● **Goal of the exercise**: Reproduce the data that follows in its entirety, character for character.

● **Excerpted records**:

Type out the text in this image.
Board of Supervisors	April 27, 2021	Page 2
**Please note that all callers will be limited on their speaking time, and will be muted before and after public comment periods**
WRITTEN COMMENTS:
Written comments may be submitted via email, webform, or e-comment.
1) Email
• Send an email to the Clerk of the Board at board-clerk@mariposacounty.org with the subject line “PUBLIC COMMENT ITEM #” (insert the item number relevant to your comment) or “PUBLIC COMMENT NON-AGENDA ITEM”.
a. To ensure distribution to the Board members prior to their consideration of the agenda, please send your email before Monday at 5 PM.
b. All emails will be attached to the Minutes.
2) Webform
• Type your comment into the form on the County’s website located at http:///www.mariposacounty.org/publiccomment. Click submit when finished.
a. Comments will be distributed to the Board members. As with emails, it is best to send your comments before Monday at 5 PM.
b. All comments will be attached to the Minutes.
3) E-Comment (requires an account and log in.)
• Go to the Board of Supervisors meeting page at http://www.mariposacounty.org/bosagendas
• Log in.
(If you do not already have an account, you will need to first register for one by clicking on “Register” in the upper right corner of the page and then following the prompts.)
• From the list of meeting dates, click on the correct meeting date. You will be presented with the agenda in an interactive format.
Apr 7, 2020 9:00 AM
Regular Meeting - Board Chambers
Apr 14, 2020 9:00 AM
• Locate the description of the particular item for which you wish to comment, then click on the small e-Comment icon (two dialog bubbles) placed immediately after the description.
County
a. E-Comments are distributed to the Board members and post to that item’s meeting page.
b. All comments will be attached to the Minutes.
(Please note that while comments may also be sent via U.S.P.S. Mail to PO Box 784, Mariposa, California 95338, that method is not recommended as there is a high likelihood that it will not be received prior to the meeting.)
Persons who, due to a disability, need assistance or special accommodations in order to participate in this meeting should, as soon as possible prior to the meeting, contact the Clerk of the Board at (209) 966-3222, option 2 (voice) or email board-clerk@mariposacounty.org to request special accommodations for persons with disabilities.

● **The result**:
Type out the text in this image.
Board of Supervisors	April 27, 2021	Page 2
**Please note that all callers will be limited on their speaking time, and will be muted before and after public comment periods**
WRITTEN COMMENTS:
Written comments may be submitted via email, webform, or e-comment.
1) Email
• Send an email to the Clerk of the Board at board-clerk@mariposacounty.org with the subject line “PUBLIC COMMENT ITEM #” (insert the item number relevant to your comment) or “PUBLIC COMMENT NON-AGENDA ITEM”.
a. To ensure distribution to the Board members prior to their consideration of the agenda, please send your email before Monday at 5 PM.
b. All emails will be attached to the Minutes.
2) Webform
• Type your comment into the form on the County’s website located at http:///www.mariposacounty.org/publiccomment. Click submit when finished.
a. Comments will be distributed to the Board members. As with emails, it is best to send your comments before Monday at 5 PM.
b. All comments will be attached to the Minutes.
3) E-Comment (requires an account and log in.)
• Go to the Board of Supervisors meeting page at http://www.mariposacounty.org/bosagendas
• Log in.
(If you do not already have an account, you will need to first register for one by clicking on “Register” in the upper right corner of the page and then following the prompts.)
• From the list of meeting dates, click on the correct meeting date. You will be presented with the agenda in an interactive format.
Apr 7, 2020 9:00 AM
Regular Meeting - Board Chambers
Apr 14, 2020 9:00 AM
• Locate the description of the particular item for which you wish to comment, then click on the small e-Comment icon (two dialog bubbles) placed immediately after the description.
County
a. E-Comments are distributed to the Board members and post to that item’s meeting page.
b. All comments will be attached to the Minutes.
(Please note that while comments may also be sent via U.S.P.S. Mail to PO Box 784, Mariposa, California 95338, that method is not recommended as there is a high likelihood that it will not be received prior to the meeting.)
Persons who, due to a disability, need assistance or special accommodations in order to participate in this meeting should, as soon as possible prior to the meeting, contact the Clerk of the Board at (209) 966-3222, option 2 (voice) or email board-clerk@mariposacounty.org to request special accommodations for persons with disabilities.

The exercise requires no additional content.